Provided data »
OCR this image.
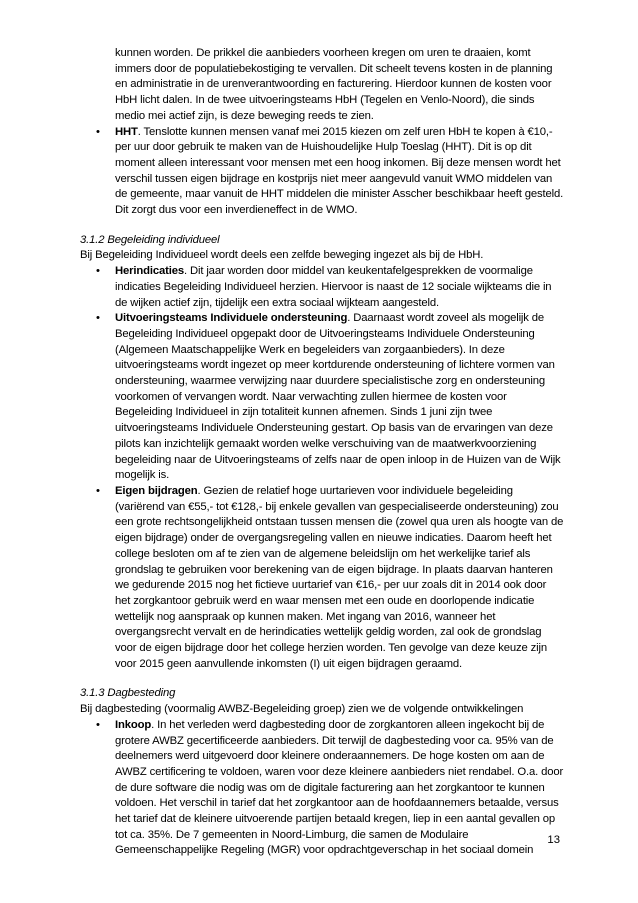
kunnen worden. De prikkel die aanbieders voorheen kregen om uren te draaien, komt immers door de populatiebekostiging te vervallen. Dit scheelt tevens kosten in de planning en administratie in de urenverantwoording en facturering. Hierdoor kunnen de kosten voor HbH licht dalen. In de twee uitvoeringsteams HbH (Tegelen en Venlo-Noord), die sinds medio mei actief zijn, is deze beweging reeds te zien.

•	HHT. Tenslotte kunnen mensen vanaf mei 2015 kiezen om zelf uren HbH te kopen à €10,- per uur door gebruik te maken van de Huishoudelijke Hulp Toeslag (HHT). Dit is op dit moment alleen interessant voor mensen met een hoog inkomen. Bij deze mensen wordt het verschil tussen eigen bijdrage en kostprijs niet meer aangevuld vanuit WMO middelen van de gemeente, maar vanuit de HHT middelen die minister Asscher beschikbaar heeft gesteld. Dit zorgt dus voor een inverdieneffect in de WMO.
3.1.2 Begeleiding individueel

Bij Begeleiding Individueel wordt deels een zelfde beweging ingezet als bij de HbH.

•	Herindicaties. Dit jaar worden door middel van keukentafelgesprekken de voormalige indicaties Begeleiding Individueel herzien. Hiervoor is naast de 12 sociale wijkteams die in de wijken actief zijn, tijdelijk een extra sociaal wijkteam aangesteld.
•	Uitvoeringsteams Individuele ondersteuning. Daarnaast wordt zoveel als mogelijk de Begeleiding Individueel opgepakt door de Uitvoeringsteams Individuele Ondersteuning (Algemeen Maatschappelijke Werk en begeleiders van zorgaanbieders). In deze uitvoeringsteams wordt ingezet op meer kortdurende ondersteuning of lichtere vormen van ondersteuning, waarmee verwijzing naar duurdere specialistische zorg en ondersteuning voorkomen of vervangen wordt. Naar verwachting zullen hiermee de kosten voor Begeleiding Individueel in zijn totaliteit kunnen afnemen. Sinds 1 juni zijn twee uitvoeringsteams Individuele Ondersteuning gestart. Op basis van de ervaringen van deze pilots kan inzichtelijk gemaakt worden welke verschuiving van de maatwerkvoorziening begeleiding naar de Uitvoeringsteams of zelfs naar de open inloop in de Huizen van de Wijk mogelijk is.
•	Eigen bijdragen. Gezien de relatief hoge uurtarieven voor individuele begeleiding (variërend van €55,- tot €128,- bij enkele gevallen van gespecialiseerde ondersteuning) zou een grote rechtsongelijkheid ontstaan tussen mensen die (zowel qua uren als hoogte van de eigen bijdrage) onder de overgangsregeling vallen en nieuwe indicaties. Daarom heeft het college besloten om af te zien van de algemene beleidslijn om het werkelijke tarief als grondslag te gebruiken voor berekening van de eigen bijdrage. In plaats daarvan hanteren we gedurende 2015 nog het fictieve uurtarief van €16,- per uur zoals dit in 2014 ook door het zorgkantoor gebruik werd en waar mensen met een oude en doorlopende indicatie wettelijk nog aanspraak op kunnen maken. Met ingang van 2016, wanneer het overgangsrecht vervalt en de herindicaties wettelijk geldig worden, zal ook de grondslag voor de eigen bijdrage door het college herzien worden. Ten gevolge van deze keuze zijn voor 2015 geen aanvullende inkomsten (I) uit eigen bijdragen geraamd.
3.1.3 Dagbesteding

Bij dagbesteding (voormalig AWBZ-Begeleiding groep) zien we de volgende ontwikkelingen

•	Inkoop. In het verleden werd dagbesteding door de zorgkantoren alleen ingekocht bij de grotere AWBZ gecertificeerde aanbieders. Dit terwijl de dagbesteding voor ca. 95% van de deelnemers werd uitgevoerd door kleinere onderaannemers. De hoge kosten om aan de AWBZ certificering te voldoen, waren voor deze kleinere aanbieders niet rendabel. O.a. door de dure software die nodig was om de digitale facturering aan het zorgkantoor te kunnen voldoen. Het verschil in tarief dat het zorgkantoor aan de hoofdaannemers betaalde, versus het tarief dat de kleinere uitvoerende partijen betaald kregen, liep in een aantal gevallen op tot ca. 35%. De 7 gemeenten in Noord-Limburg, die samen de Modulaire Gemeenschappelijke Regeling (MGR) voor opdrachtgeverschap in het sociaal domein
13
==
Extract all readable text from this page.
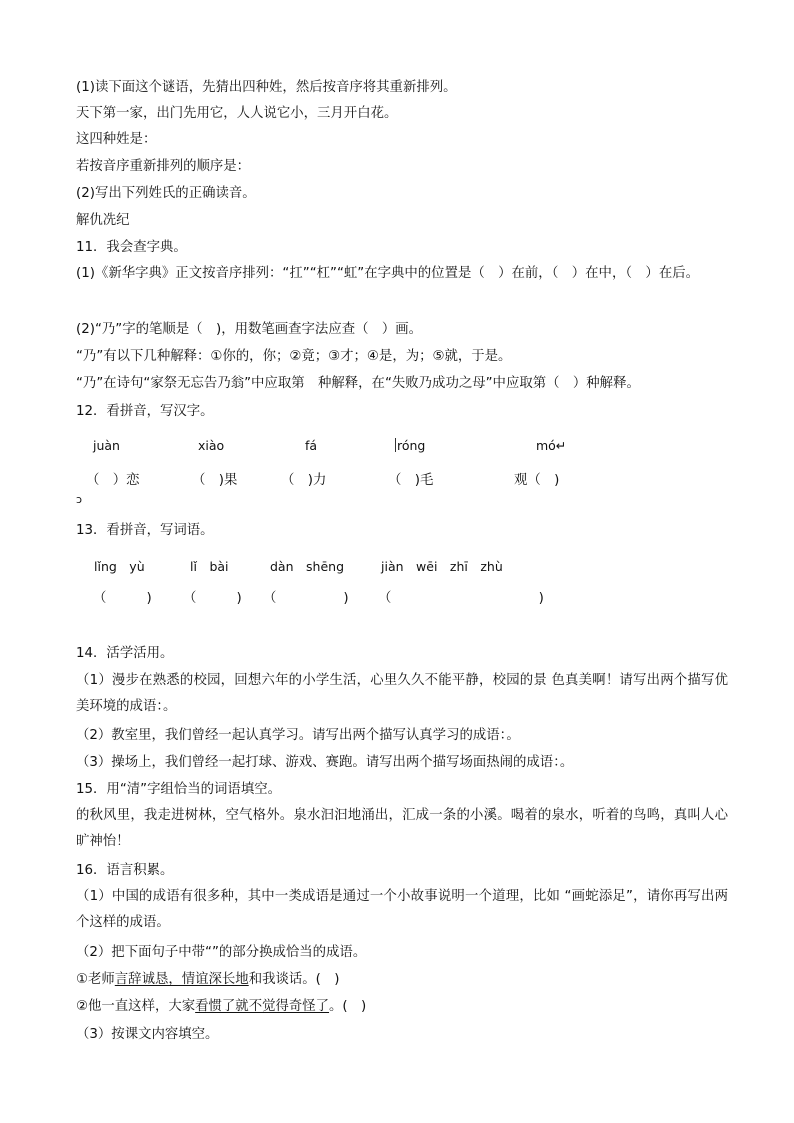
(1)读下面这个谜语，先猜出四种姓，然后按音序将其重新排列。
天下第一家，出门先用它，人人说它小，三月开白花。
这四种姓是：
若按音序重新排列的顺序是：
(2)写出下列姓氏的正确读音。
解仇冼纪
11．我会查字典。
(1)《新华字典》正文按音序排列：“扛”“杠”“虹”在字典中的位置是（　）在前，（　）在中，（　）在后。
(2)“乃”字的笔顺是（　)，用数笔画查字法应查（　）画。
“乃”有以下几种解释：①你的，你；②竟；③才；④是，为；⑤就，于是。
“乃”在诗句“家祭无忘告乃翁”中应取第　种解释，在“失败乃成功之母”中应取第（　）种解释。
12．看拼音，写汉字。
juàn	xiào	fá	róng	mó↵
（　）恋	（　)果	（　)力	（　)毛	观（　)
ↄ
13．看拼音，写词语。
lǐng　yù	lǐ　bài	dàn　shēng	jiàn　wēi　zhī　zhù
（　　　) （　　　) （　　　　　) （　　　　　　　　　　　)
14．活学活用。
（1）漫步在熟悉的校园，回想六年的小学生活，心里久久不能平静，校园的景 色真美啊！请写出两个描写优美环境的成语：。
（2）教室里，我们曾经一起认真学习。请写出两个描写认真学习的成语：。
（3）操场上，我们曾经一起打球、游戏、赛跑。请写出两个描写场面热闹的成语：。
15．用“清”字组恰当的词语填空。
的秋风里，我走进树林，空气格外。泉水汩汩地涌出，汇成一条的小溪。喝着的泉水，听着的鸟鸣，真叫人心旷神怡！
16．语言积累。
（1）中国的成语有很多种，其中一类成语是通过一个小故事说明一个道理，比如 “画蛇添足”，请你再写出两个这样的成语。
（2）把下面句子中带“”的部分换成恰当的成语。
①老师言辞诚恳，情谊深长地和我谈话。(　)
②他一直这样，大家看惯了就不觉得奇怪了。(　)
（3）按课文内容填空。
==
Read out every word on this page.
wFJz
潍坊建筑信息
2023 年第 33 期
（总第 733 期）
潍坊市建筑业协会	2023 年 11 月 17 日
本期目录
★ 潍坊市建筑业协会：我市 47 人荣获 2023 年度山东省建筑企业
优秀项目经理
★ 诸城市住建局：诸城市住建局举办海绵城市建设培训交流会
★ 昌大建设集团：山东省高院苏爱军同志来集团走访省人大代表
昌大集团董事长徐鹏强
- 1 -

Task directions » Return each line with "潍坊市建筑业协会".

Answer for this exercise »
潍坊市建筑业协会	2023 年 11 月 17 日
★ 潍坊市建筑业协会：我市 47 人荣获 2023 年度山东省建筑企业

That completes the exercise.